Is Dividend Investing Worth It? Dividend Growth Investing Guide

Complete guide to dividend investing in Poland. How to choose dividend stocks, dividend ETFs, and build a portfolio generating passive income.

12 min czytania

What Is Dividend Investing?

Dividend investing involves building a portfolio of companies that regularly share profits with shareholders. Instead of relying solely on stock price appreciation, you receive real cash — quarterly or annually — without needing to sell shares.

Dividend Growth Investing (DGI)

DGI is a strategy where you choose companies that not only pay dividends but systematically increase them. Key criteria:

  • Dividend growth history — minimum 5-10 years of uninterrupted growth
  • Payout ratio — below 60-70% (company keeps profit for growth)

|---|

[PROBLEMS]:
a) Can you copy the part of the dividend investing guide that opens with the words containing "Complete guide to" and closes with "Is Dividend Investing?"?
b) Which numbers appear in the dividend investing guide? List each one in the order it first occurs.

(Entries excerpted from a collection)
|---|

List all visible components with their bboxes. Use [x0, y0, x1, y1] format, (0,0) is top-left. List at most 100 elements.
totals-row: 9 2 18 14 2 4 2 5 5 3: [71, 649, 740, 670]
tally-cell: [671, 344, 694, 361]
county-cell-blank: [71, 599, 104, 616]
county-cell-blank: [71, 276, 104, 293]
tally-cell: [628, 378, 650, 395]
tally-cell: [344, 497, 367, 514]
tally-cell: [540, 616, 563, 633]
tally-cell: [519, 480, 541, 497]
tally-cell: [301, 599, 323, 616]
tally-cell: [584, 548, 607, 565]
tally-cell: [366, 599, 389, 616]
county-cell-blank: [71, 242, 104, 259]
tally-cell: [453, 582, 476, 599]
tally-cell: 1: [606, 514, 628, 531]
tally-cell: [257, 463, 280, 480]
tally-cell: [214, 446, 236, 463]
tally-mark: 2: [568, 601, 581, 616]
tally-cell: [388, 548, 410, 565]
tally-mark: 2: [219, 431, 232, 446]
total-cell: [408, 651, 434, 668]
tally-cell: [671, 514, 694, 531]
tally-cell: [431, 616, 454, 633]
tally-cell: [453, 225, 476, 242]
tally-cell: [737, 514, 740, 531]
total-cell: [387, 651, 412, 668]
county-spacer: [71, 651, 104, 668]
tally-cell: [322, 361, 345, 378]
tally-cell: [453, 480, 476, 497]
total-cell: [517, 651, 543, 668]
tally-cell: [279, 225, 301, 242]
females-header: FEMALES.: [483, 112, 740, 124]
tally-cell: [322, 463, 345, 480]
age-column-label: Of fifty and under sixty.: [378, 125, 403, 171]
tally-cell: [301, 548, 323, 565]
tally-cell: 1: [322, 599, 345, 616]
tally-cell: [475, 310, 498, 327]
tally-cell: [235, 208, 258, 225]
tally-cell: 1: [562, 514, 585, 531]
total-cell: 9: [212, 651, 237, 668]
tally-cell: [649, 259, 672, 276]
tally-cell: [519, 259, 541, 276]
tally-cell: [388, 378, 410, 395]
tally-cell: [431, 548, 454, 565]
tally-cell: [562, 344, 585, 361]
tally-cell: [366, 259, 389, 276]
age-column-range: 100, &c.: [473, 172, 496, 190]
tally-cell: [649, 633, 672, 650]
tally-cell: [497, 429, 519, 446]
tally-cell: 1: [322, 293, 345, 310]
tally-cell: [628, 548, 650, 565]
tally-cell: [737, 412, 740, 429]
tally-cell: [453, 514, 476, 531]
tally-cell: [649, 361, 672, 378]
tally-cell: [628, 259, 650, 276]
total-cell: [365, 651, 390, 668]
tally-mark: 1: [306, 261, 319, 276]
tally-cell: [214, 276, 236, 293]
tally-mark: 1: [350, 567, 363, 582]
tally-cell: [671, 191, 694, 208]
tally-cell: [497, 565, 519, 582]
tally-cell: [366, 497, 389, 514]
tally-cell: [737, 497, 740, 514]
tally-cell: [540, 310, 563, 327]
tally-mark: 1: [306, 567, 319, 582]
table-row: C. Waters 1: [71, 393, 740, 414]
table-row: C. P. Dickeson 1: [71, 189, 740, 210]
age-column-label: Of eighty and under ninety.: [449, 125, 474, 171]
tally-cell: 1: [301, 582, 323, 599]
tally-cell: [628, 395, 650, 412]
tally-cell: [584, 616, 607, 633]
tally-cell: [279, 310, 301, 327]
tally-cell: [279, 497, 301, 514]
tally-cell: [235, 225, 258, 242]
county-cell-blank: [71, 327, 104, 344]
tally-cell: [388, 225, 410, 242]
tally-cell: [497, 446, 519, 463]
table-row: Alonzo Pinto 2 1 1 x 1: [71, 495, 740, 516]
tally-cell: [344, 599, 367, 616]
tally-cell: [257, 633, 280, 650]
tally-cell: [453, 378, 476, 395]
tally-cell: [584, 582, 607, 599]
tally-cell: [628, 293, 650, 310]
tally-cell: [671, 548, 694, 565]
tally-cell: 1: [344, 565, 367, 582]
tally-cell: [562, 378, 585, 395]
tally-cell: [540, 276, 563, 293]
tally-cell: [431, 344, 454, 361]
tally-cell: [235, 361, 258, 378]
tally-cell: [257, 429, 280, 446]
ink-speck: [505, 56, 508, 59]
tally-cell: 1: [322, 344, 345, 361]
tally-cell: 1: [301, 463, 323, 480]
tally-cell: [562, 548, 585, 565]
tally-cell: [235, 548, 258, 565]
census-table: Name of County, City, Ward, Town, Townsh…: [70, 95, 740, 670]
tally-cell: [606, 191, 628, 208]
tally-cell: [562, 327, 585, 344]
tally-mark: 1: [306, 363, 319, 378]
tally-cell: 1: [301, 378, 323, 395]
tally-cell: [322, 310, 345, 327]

|---|

[PROBLEM SOLUTIONS]:
a)
Complete guide to dividend investing in Poland. How to choose dividend stocks, dividend ETFs, and build a portfolio generating passive income.

12 min czytania

What Is Dividend Investing?

b) 12, 5, 10, 60, 70